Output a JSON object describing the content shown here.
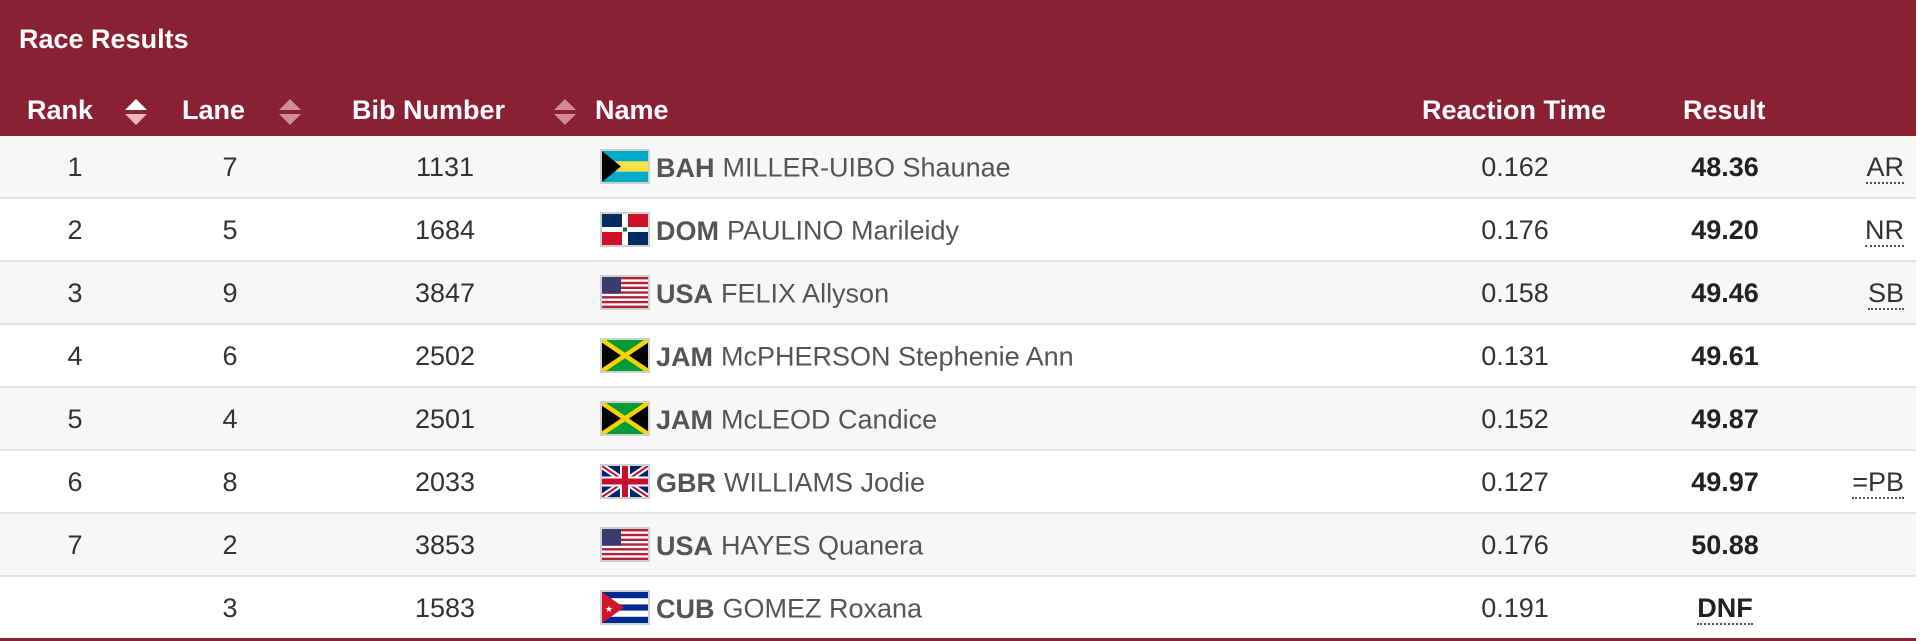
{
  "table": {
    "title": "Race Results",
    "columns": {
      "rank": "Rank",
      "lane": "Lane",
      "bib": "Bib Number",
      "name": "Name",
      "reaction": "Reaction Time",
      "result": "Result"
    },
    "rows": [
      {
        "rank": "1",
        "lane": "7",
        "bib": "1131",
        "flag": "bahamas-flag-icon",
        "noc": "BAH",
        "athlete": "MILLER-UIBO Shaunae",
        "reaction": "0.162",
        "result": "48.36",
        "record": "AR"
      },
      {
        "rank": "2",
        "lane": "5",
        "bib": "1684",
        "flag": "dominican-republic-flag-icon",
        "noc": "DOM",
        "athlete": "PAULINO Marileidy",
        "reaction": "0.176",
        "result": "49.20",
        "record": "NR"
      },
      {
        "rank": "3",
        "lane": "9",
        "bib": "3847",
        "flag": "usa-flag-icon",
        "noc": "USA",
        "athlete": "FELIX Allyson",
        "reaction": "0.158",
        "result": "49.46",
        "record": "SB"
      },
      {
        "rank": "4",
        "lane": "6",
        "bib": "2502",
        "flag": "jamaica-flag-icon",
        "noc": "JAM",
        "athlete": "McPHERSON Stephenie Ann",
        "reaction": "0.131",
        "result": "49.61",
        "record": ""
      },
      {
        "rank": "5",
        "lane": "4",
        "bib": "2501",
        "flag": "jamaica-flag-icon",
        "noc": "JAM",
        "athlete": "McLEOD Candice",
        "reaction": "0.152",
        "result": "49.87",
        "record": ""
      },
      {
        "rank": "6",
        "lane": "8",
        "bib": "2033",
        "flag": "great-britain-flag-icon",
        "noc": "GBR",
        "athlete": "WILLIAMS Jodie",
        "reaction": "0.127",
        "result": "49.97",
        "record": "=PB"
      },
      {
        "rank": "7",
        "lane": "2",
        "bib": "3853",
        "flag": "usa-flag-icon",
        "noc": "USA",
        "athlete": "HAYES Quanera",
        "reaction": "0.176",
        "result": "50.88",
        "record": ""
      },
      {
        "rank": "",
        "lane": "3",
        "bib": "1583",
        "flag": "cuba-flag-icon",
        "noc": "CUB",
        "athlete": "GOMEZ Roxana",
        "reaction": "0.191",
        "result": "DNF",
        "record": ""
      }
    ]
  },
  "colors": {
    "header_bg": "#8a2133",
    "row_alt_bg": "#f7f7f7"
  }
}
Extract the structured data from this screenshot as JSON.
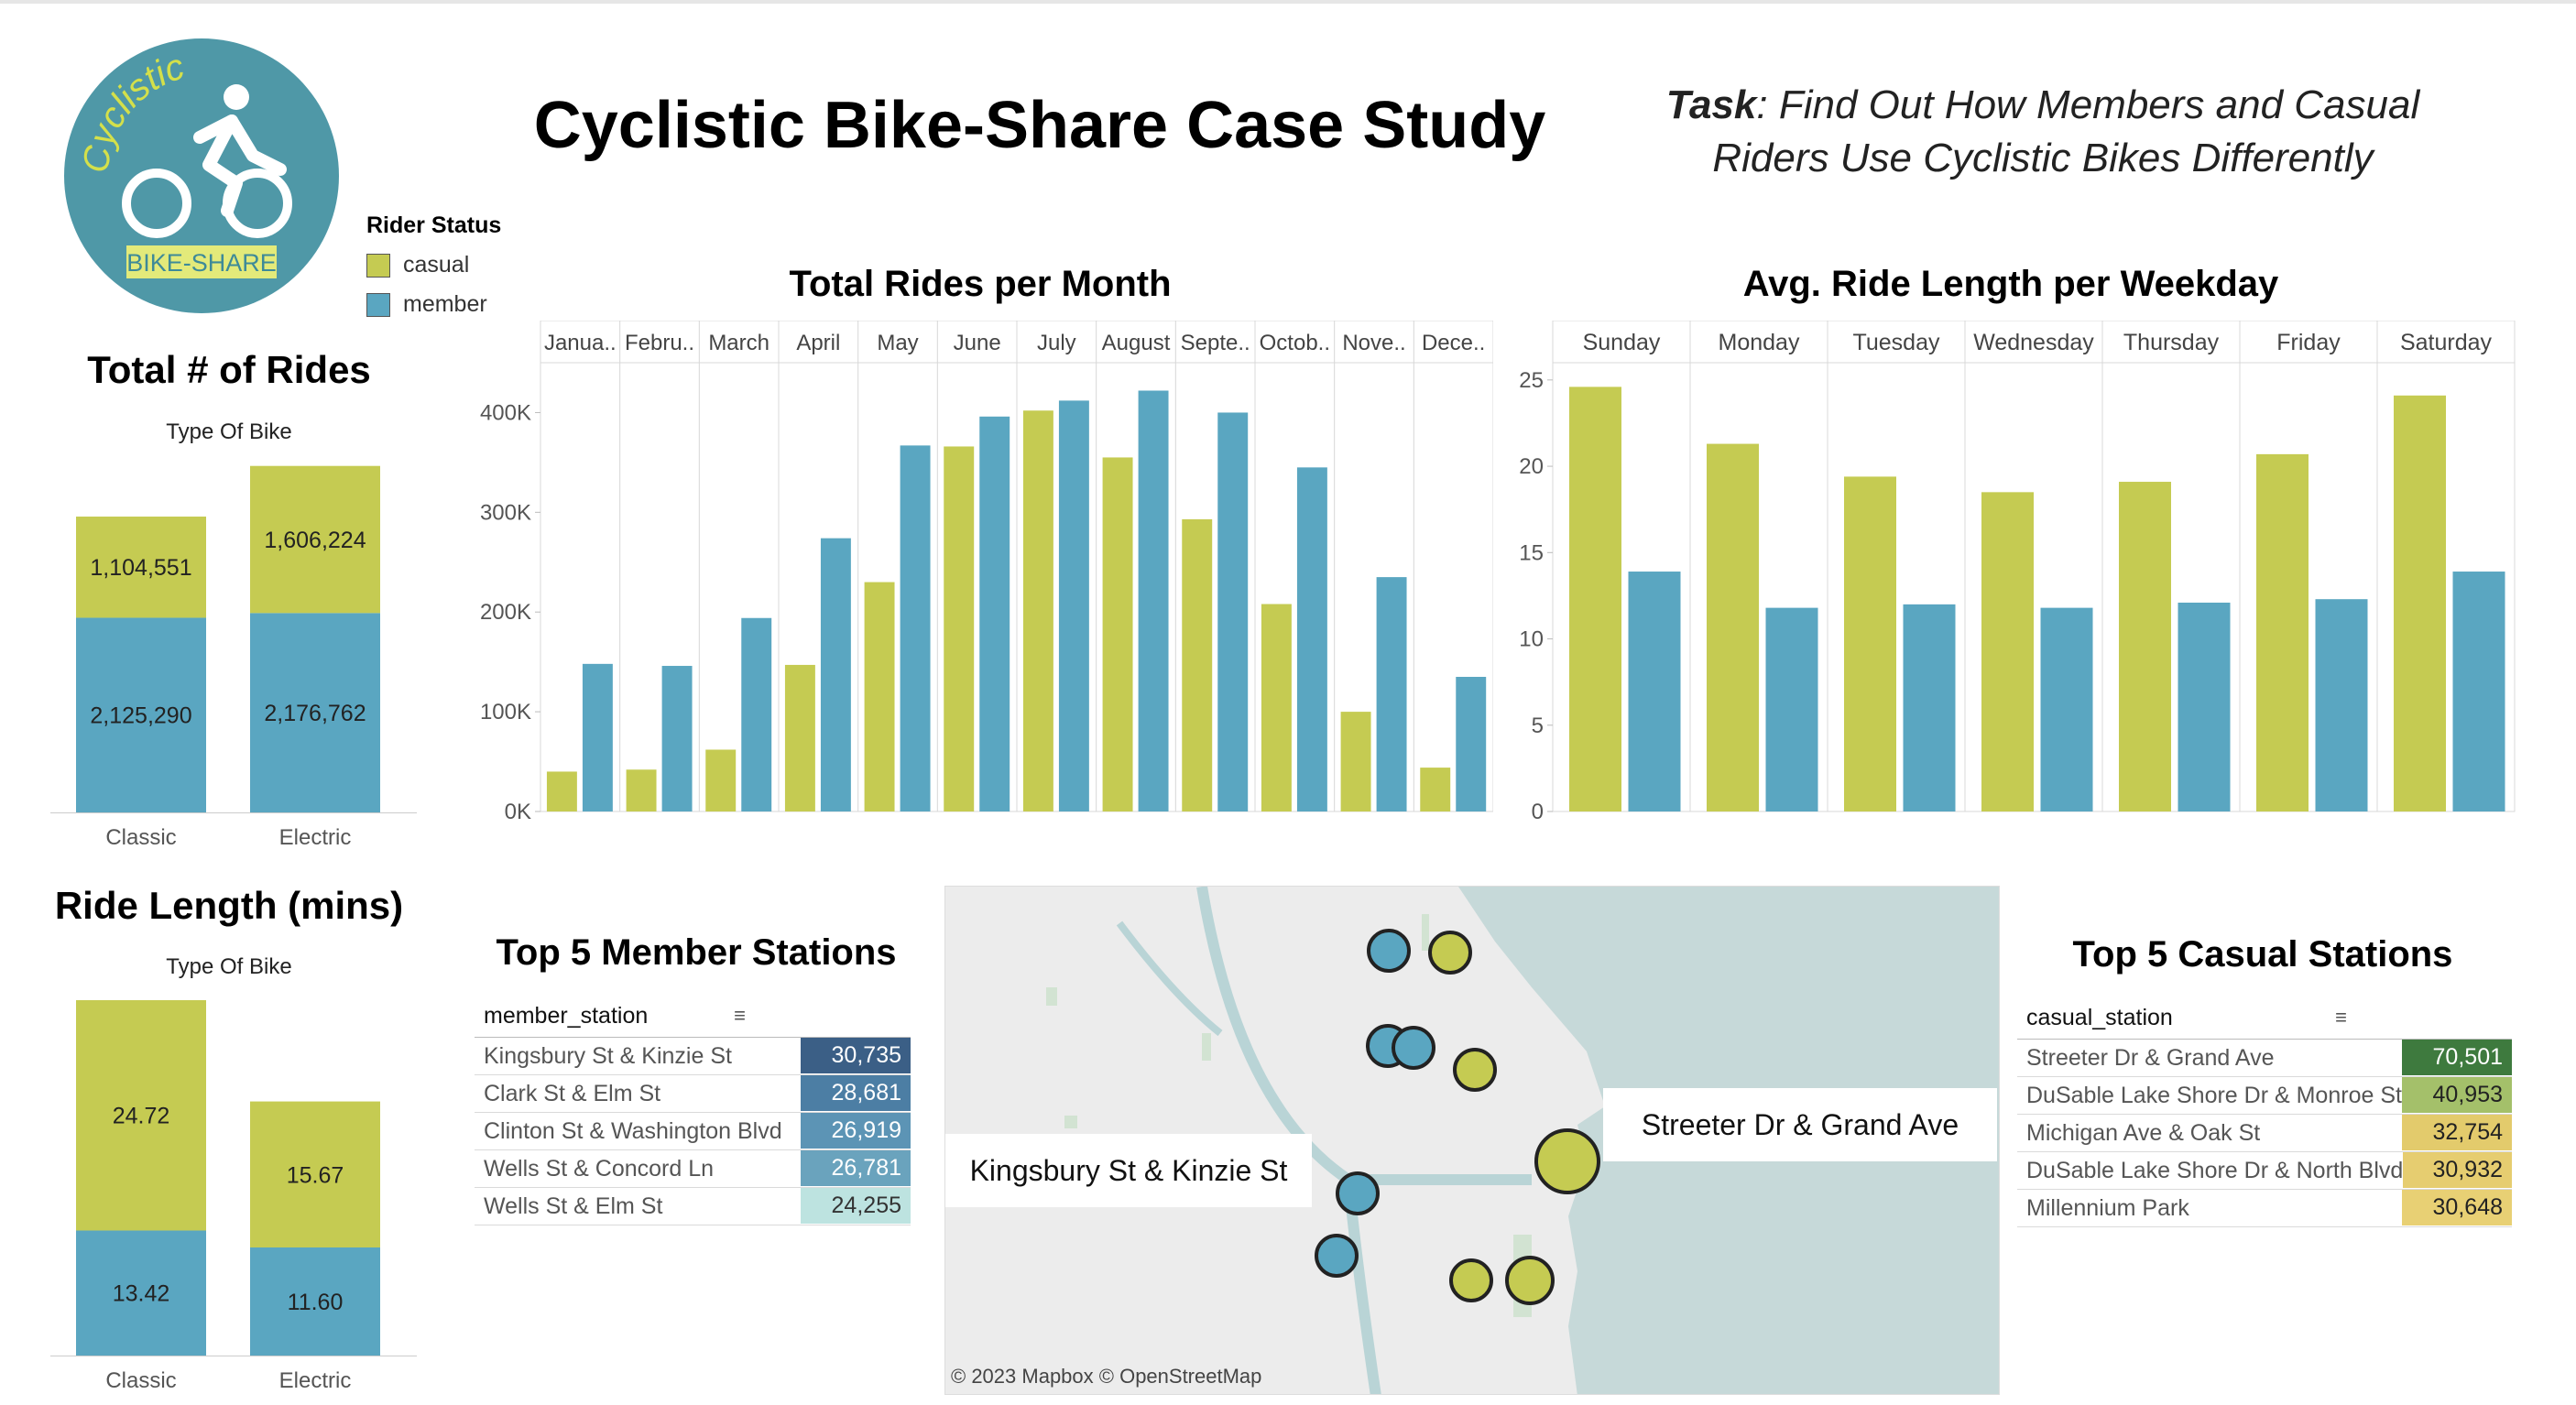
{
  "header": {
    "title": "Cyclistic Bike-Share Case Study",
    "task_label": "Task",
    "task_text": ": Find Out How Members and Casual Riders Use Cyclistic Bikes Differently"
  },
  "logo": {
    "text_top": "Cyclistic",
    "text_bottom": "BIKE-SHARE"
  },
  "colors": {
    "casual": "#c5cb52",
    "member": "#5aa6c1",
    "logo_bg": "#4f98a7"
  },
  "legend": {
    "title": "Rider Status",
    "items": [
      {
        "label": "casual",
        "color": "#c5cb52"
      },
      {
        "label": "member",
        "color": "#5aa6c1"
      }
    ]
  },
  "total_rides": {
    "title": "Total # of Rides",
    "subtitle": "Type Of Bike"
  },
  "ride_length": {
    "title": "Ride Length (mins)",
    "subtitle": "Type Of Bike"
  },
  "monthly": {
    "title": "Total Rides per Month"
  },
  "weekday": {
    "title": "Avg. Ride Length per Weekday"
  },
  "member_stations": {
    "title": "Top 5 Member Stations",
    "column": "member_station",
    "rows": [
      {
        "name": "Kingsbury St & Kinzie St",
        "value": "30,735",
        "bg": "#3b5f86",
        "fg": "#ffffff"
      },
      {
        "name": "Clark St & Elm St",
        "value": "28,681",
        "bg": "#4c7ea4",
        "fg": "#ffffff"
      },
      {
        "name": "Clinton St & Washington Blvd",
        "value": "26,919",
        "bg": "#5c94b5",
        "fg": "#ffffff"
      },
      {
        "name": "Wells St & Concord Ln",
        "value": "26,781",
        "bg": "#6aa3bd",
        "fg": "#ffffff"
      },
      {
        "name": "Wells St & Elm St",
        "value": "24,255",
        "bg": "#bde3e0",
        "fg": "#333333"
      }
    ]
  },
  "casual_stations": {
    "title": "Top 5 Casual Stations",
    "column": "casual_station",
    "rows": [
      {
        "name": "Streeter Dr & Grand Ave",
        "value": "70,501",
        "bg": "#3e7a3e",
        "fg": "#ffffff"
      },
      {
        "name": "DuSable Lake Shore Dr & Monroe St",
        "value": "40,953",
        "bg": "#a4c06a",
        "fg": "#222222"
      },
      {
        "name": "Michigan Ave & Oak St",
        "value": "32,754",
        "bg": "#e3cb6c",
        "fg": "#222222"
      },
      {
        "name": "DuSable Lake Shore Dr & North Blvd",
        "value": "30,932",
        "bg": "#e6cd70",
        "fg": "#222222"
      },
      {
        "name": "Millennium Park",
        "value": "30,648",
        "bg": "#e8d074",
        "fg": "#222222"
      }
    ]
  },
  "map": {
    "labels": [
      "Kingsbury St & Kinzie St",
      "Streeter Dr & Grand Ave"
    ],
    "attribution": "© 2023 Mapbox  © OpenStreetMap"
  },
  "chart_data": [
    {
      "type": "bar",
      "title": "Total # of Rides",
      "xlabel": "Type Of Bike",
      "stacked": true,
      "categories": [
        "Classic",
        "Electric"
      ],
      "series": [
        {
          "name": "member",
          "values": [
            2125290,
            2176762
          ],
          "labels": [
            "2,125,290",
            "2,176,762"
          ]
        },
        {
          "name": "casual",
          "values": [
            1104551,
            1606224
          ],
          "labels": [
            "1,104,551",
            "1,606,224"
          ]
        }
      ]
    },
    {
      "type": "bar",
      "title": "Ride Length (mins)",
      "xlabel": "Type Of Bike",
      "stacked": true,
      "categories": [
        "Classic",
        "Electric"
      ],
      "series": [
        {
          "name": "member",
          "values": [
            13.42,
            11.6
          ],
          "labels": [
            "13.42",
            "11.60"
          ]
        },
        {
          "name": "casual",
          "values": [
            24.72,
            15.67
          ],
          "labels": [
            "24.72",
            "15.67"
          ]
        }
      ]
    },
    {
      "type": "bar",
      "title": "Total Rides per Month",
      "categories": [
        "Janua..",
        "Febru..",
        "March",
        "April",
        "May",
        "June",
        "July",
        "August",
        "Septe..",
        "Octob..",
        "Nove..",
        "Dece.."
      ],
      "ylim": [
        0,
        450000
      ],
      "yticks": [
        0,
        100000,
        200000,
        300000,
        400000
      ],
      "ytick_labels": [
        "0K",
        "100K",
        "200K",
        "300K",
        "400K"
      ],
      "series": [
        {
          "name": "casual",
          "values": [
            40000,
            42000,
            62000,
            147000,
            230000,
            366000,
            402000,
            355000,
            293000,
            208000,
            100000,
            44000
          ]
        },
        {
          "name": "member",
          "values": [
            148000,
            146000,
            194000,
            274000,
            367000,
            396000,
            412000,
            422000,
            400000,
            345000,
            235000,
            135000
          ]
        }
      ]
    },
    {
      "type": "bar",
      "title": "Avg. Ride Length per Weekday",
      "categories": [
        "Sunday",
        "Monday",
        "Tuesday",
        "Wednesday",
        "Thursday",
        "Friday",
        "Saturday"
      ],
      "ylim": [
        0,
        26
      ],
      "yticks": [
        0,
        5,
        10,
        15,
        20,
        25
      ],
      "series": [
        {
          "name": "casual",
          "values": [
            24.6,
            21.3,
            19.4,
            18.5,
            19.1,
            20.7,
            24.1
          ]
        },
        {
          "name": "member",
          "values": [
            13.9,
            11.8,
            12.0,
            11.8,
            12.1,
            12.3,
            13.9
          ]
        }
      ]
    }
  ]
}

========

▶ **AIM OF THE EXERCISE**
Every line of text is to be repeated exactly; pictures are left out.

▶ **EXERCISE RESPONSE**
Output a JSON object describing the content shown here.
{
  "table": {
    "title": "Race Results",
    "columns": {
      "rank": "Rank",
      "lane": "Lane",
      "bib": "Bib Number",
      "name": "Name",
      "reaction": "Reaction Time",
      "result": "Result"
    },
    "rows": [
      {
        "rank": "1",
        "lane": "7",
        "bib": "1131",
        "flag": "bahamas-flag-icon",
        "noc": "BAH",
        "athlete": "MILLER-UIBO Shaunae",
        "reaction": "0.162",
        "result": "48.36",
        "record": "AR"
      },
      {
        "rank": "2",
        "lane": "5",
        "bib": "1684",
        "flag": "dominican-republic-flag-icon",
        "noc": "DOM",
        "athlete": "PAULINO Marileidy",
        "reaction": "0.176",
        "result": "49.20",
        "record": "NR"
      },
      {
        "rank": "3",
        "lane": "9",
        "bib": "3847",
        "flag": "usa-flag-icon",
        "noc": "USA",
        "athlete": "FELIX Allyson",
        "reaction": "0.158",
        "result": "49.46",
        "record": "SB"
      },
      {
        "rank": "4",
        "lane": "6",
        "bib": "2502",
        "flag": "jamaica-flag-icon",
        "noc": "JAM",
        "athlete": "McPHERSON Stephenie Ann",
        "reaction": "0.131",
        "result": "49.61",
        "record": ""
      },
      {
        "rank": "5",
        "lane": "4",
        "bib": "2501",
        "flag": "jamaica-flag-icon",
        "noc": "JAM",
        "athlete": "McLEOD Candice",
        "reaction": "0.152",
        "result": "49.87",
        "record": ""
      },
      {
        "rank": "6",
        "lane": "8",
        "bib": "2033",
        "flag": "great-britain-flag-icon",
        "noc": "GBR",
        "athlete": "WILLIAMS Jodie",
        "reaction": "0.127",
        "result": "49.97",
        "record": "=PB"
      },
      {
        "rank": "7",
        "lane": "2",
        "bib": "3853",
        "flag": "usa-flag-icon",
        "noc": "USA",
        "athlete": "HAYES Quanera",
        "reaction": "0.176",
        "result": "50.88",
        "record": ""
      },
      {
        "rank": "",
        "lane": "3",
        "bib": "1583",
        "flag": "cuba-flag-icon",
        "noc": "CUB",
        "athlete": "GOMEZ Roxana",
        "reaction": "0.191",
        "result": "DNF",
        "record": ""
      }
    ]
  },
  "colors": {
    "header_bg": "#8a2133",
    "row_alt_bg": "#f7f7f7"
  }
}
Extract the structured data from this screenshot as JSON.
{
  "header": {
    "title": "Cyclistic Bike-Share Case Study",
    "task_label": "Task",
    "task_text": ": Find Out How Members and Casual Riders Use Cyclistic Bikes Differently"
  },
  "logo": {
    "text_top": "Cyclistic",
    "text_bottom": "BIKE-SHARE"
  },
  "colors": {
    "casual": "#c5cb52",
    "member": "#5aa6c1",
    "logo_bg": "#4f98a7"
  },
  "legend": {
    "title": "Rider Status",
    "items": [
      {
        "label": "casual",
        "color": "#c5cb52"
      },
      {
        "label": "member",
        "color": "#5aa6c1"
      }
    ]
  },
  "total_rides": {
    "title": "Total # of Rides",
    "subtitle": "Type Of Bike"
  },
  "ride_length": {
    "title": "Ride Length (mins)",
    "subtitle": "Type Of Bike"
  },
  "monthly": {
    "title": "Total Rides per Month"
  },
  "weekday": {
    "title": "Avg. Ride Length per Weekday"
  },
  "member_stations": {
    "title": "Top 5 Member Stations",
    "column": "member_station",
    "rows": [
      {
        "name": "Kingsbury St & Kinzie St",
        "value": "30,735",
        "bg": "#3b5f86",
        "fg": "#ffffff"
      },
      {
        "name": "Clark St & Elm St",
        "value": "28,681",
        "bg": "#4c7ea4",
        "fg": "#ffffff"
      },
      {
        "name": "Clinton St & Washington Blvd",
        "value": "26,919",
        "bg": "#5c94b5",
        "fg": "#ffffff"
      },
      {
        "name": "Wells St & Concord Ln",
        "value": "26,781",
        "bg": "#6aa3bd",
        "fg": "#ffffff"
      },
      {
        "name": "Wells St & Elm St",
        "value": "24,255",
        "bg": "#bde3e0",
        "fg": "#333333"
      }
    ]
  },
  "casual_stations": {
    "title": "Top 5 Casual Stations",
    "column": "casual_station",
    "rows": [
      {
        "name": "Streeter Dr & Grand Ave",
        "value": "70,501",
        "bg": "#3e7a3e",
        "fg": "#ffffff"
      },
      {
        "name": "DuSable Lake Shore Dr & Monroe St",
        "value": "40,953",
        "bg": "#a4c06a",
        "fg": "#222222"
      },
      {
        "name": "Michigan Ave & Oak St",
        "value": "32,754",
        "bg": "#e3cb6c",
        "fg": "#222222"
      },
      {
        "name": "DuSable Lake Shore Dr & North Blvd",
        "value": "30,932",
        "bg": "#e6cd70",
        "fg": "#222222"
      },
      {
        "name": "Millennium Park",
        "value": "30,648",
        "bg": "#e8d074",
        "fg": "#222222"
      }
    ]
  },
  "map": {
    "labels": [
      "Kingsbury St & Kinzie St",
      "Streeter Dr & Grand Ave"
    ],
    "attribution": "© 2023 Mapbox  © OpenStreetMap"
  },
  "chart_data": [
    {
      "type": "bar",
      "title": "Total # of Rides",
      "xlabel": "Type Of Bike",
      "stacked": true,
      "categories": [
        "Classic",
        "Electric"
      ],
      "series": [
        {
          "name": "member",
          "values": [
            2125290,
            2176762
          ],
          "labels": [
            "2,125,290",
            "2,176,762"
          ]
        },
        {
          "name": "casual",
          "values": [
            1104551,
            1606224
          ],
          "labels": [
            "1,104,551",
            "1,606,224"
          ]
        }
      ]
    },
    {
      "type": "bar",
      "title": "Ride Length (mins)",
      "xlabel": "Type Of Bike",
      "stacked": true,
      "categories": [
        "Classic",
        "Electric"
      ],
      "series": [
        {
          "name": "member",
          "values": [
            13.42,
            11.6
          ],
          "labels": [
            "13.42",
            "11.60"
          ]
        },
        {
          "name": "casual",
          "values": [
            24.72,
            15.67
          ],
          "labels": [
            "24.72",
            "15.67"
          ]
        }
      ]
    },
    {
      "type": "bar",
      "title": "Total Rides per Month",
      "categories": [
        "Janua..",
        "Febru..",
        "March",
        "April",
        "May",
        "June",
        "July",
        "August",
        "Septe..",
        "Octob..",
        "Nove..",
        "Dece.."
      ],
      "ylim": [
        0,
        450000
      ],
      "yticks": [
        0,
        100000,
        200000,
        300000,
        400000
      ],
      "ytick_labels": [
        "0K",
        "100K",
        "200K",
        "300K",
        "400K"
      ],
      "series": [
        {
          "name": "casual",
          "values": [
            40000,
            42000,
            62000,
            147000,
            230000,
            366000,
            402000,
            355000,
            293000,
            208000,
            100000,
            44000
          ]
        },
        {
          "name": "member",
          "values": [
            148000,
            146000,
            194000,
            274000,
            367000,
            396000,
            412000,
            422000,
            400000,
            345000,
            235000,
            135000
          ]
        }
      ]
    },
    {
      "type": "bar",
      "title": "Avg. Ride Length per Weekday",
      "categories": [
        "Sunday",
        "Monday",
        "Tuesday",
        "Wednesday",
        "Thursday",
        "Friday",
        "Saturday"
      ],
      "ylim": [
        0,
        26
      ],
      "yticks": [
        0,
        5,
        10,
        15,
        20,
        25
      ],
      "series": [
        {
          "name": "casual",
          "values": [
            24.6,
            21.3,
            19.4,
            18.5,
            19.1,
            20.7,
            24.1
          ]
        },
        {
          "name": "member",
          "values": [
            13.9,
            11.8,
            12.0,
            11.8,
            12.1,
            12.3,
            13.9
          ]
        }
      ]
    }
  ]
}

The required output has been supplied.